● **Task details**: Write out the full listing again, exactly as it stands.

● **Listed records**:
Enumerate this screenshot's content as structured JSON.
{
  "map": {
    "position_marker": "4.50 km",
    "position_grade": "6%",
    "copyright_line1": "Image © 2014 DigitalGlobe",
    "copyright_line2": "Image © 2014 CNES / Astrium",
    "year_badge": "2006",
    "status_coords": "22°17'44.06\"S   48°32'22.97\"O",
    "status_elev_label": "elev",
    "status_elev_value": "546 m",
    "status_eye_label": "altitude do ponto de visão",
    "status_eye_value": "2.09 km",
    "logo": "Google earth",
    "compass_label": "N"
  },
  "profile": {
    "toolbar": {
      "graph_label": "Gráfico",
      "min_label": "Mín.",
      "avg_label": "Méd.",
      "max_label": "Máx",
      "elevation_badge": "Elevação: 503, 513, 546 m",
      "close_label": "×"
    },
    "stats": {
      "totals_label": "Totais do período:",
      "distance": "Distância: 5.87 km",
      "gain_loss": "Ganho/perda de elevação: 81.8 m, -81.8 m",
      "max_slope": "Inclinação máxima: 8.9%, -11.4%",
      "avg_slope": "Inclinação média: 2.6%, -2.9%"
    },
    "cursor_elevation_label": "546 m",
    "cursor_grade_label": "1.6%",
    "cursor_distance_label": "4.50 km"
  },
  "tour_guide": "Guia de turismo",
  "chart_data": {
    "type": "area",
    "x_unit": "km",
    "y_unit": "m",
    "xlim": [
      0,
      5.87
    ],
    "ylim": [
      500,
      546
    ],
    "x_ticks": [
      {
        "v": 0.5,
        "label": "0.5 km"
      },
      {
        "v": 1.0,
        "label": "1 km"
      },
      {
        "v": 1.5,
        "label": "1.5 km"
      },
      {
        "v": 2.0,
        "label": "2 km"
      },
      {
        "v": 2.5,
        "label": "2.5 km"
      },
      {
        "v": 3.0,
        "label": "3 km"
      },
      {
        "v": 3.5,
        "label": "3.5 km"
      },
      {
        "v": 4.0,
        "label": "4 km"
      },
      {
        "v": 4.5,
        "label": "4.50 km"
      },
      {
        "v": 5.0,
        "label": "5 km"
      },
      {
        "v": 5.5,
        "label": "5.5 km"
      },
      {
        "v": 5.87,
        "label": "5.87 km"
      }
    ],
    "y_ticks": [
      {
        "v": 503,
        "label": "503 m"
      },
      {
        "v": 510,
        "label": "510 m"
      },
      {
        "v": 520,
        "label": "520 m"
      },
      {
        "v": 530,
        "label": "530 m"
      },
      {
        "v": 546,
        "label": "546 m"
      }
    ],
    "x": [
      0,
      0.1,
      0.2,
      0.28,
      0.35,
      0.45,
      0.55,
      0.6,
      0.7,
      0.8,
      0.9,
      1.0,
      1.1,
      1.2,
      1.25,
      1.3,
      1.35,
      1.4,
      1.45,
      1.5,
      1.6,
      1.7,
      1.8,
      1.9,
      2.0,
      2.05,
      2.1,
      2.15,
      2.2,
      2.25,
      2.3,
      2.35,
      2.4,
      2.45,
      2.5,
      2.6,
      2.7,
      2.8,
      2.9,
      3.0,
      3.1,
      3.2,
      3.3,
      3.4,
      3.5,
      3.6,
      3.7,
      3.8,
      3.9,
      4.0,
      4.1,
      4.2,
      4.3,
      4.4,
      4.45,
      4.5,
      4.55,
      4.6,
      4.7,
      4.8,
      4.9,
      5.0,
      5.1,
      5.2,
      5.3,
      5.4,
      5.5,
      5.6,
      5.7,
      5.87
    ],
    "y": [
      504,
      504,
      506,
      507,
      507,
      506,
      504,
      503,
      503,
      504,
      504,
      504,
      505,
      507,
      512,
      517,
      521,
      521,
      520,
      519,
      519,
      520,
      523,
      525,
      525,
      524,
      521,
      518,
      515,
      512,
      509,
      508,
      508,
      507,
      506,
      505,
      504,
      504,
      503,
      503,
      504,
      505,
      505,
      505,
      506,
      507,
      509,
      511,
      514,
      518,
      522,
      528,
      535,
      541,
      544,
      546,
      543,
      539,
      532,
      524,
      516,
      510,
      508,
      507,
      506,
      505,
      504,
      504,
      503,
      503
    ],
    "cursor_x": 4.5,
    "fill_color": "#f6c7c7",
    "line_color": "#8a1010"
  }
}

● **Task response**:
Enumerate this screenshot's content as structured JSON.
{
  "map": {
    "position_marker": "4.50 km",
    "position_grade": "6%",
    "copyright_line1": "Image © 2014 DigitalGlobe",
    "copyright_line2": "Image © 2014 CNES / Astrium",
    "year_badge": "2006",
    "status_coords": "22°17'44.06\"S   48°32'22.97\"O",
    "status_elev_label": "elev",
    "status_elev_value": "546 m",
    "status_eye_label": "altitude do ponto de visão",
    "status_eye_value": "2.09 km",
    "logo": "Google earth",
    "compass_label": "N"
  },
  "profile": {
    "toolbar": {
      "graph_label": "Gráfico",
      "min_label": "Mín.",
      "avg_label": "Méd.",
      "max_label": "Máx",
      "elevation_badge": "Elevação: 503, 513, 546 m",
      "close_label": "×"
    },
    "stats": {
      "totals_label": "Totais do período:",
      "distance": "Distância: 5.87 km",
      "gain_loss": "Ganho/perda de elevação: 81.8 m, -81.8 m",
      "max_slope": "Inclinação máxima: 8.9%, -11.4%",
      "avg_slope": "Inclinação média: 2.6%, -2.9%"
    },
    "cursor_elevation_label": "546 m",
    "cursor_grade_label": "1.6%",
    "cursor_distance_label": "4.50 km"
  },
  "tour_guide": "Guia de turismo",
  "chart_data": {
    "type": "area",
    "x_unit": "km",
    "y_unit": "m",
    "xlim": [
      0,
      5.87
    ],
    "ylim": [
      500,
      546
    ],
    "x_ticks": [
      {
        "v": 0.5,
        "label": "0.5 km"
      },
      {
        "v": 1.0,
        "label": "1 km"
      },
      {
        "v": 1.5,
        "label": "1.5 km"
      },
      {
        "v": 2.0,
        "label": "2 km"
      },
      {
        "v": 2.5,
        "label": "2.5 km"
      },
      {
        "v": 3.0,
        "label": "3 km"
      },
      {
        "v": 3.5,
        "label": "3.5 km"
      },
      {
        "v": 4.0,
        "label": "4 km"
      },
      {
        "v": 4.5,
        "label": "4.50 km"
      },
      {
        "v": 5.0,
        "label": "5 km"
      },
      {
        "v": 5.5,
        "label": "5.5 km"
      },
      {
        "v": 5.87,
        "label": "5.87 km"
      }
    ],
    "y_ticks": [
      {
        "v": 503,
        "label": "503 m"
      },
      {
        "v": 510,
        "label": "510 m"
      },
      {
        "v": 520,
        "label": "520 m"
      },
      {
        "v": 530,
        "label": "530 m"
      },
      {
        "v": 546,
        "label": "546 m"
      }
    ],
    "x": [
      0,
      0.1,
      0.2,
      0.28,
      0.35,
      0.45,
      0.55,
      0.6,
      0.7,
      0.8,
      0.9,
      1.0,
      1.1,
      1.2,
      1.25,
      1.3,
      1.35,
      1.4,
      1.45,
      1.5,
      1.6,
      1.7,
      1.8,
      1.9,
      2.0,
      2.05,
      2.1,
      2.15,
      2.2,
      2.25,
      2.3,
      2.35,
      2.4,
      2.45,
      2.5,
      2.6,
      2.7,
      2.8,
      2.9,
      3.0,
      3.1,
      3.2,
      3.3,
      3.4,
      3.5,
      3.6,
      3.7,
      3.8,
      3.9,
      4.0,
      4.1,
      4.2,
      4.3,
      4.4,
      4.45,
      4.5,
      4.55,
      4.6,
      4.7,
      4.8,
      4.9,
      5.0,
      5.1,
      5.2,
      5.3,
      5.4,
      5.5,
      5.6,
      5.7,
      5.87
    ],
    "y": [
      504,
      504,
      506,
      507,
      507,
      506,
      504,
      503,
      503,
      504,
      504,
      504,
      505,
      507,
      512,
      517,
      521,
      521,
      520,
      519,
      519,
      520,
      523,
      525,
      525,
      524,
      521,
      518,
      515,
      512,
      509,
      508,
      508,
      507,
      506,
      505,
      504,
      504,
      503,
      503,
      504,
      505,
      505,
      505,
      506,
      507,
      509,
      511,
      514,
      518,
      522,
      528,
      535,
      541,
      544,
      546,
      543,
      539,
      532,
      524,
      516,
      510,
      508,
      507,
      506,
      505,
      504,
      504,
      503,
      503
    ],
    "cursor_x": 4.5,
    "fill_color": "#f6c7c7",
    "line_color": "#8a1010"
  }
}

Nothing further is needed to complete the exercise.